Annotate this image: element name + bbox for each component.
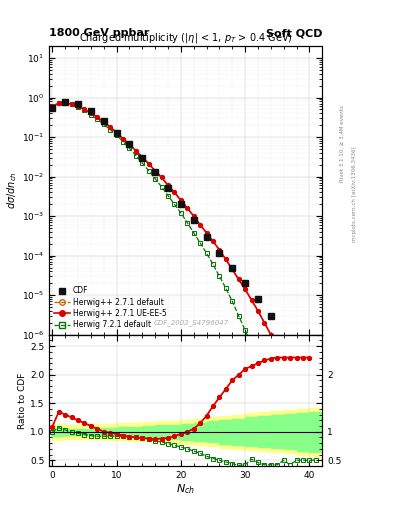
Text: Soft QCD: Soft QCD	[266, 28, 322, 38]
Text: CDF_2002_S4796047: CDF_2002_S4796047	[154, 319, 229, 326]
Y-axis label: Ratio to CDF: Ratio to CDF	[18, 372, 27, 429]
Legend: CDF, Herwig++ 2.7.1 default, Herwig++ 2.7.1 UE-EE-5, Herwig 7.2.1 default: CDF, Herwig++ 2.7.1 default, Herwig++ 2.…	[53, 285, 168, 331]
Text: mcplots.cern.ch [arXiv:1306.3436]: mcplots.cern.ch [arXiv:1306.3436]	[352, 147, 357, 242]
X-axis label: $N_{ch}$: $N_{ch}$	[176, 482, 195, 496]
Text: Rivet 3.1.10, ≥ 3.4M events: Rivet 3.1.10, ≥ 3.4M events	[340, 105, 345, 182]
Text: 1800 GeV ppbar: 1800 GeV ppbar	[49, 28, 149, 38]
Y-axis label: $d\sigma/dn_{ch}$: $d\sigma/dn_{ch}$	[5, 172, 19, 209]
Title: Charged multiplicity ($|\eta|$ < 1, $p_T$ > 0.4 GeV): Charged multiplicity ($|\eta|$ < 1, $p_T…	[79, 31, 293, 45]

● WORK TO DO
Format the lines of the records above as a numbered list, leaving out any blank lines and the pictures.

● RESULT
1. Annotate this image: element name + bbox for each component.
2. Text: Soft QCD: Soft QCD	[266, 28, 322, 38]
3. Text: CDF_2002_S4796047: CDF_2002_S4796047	[154, 319, 229, 326]
4. Y-axis label: Ratio to CDF: Ratio to CDF	[18, 372, 27, 429]
5. Legend: CDF, Herwig++ 2.7.1 default, Herwig++ 2.7.1 UE-EE-5, Herwig 7.2.1 default: CDF, Herwig++ 2.7.1 default, Herwig++ 2.…	[53, 285, 168, 331]
6. Text: mcplots.cern.ch [arXiv:1306.3436]: mcplots.cern.ch [arXiv:1306.3436]	[352, 147, 357, 242]
7. X-axis label: $N_{ch}$: $N_{ch}$	[176, 482, 195, 496]
8. Text: Rivet 3.1.10, ≥ 3.4M events: Rivet 3.1.10, ≥ 3.4M events	[340, 105, 345, 182]
9. Text: 1800 GeV ppbar: 1800 GeV ppbar	[49, 28, 149, 38]
10. Y-axis label: $d\sigma/dn_{ch}$: $d\sigma/dn_{ch}$	[5, 172, 19, 209]
11. Title: Charged multiplicity ($|\eta|$ < 1, $p_T$ > 0.4 GeV): Charged multiplicity ($|\eta|$ < 1, $p_T…	[79, 31, 293, 45]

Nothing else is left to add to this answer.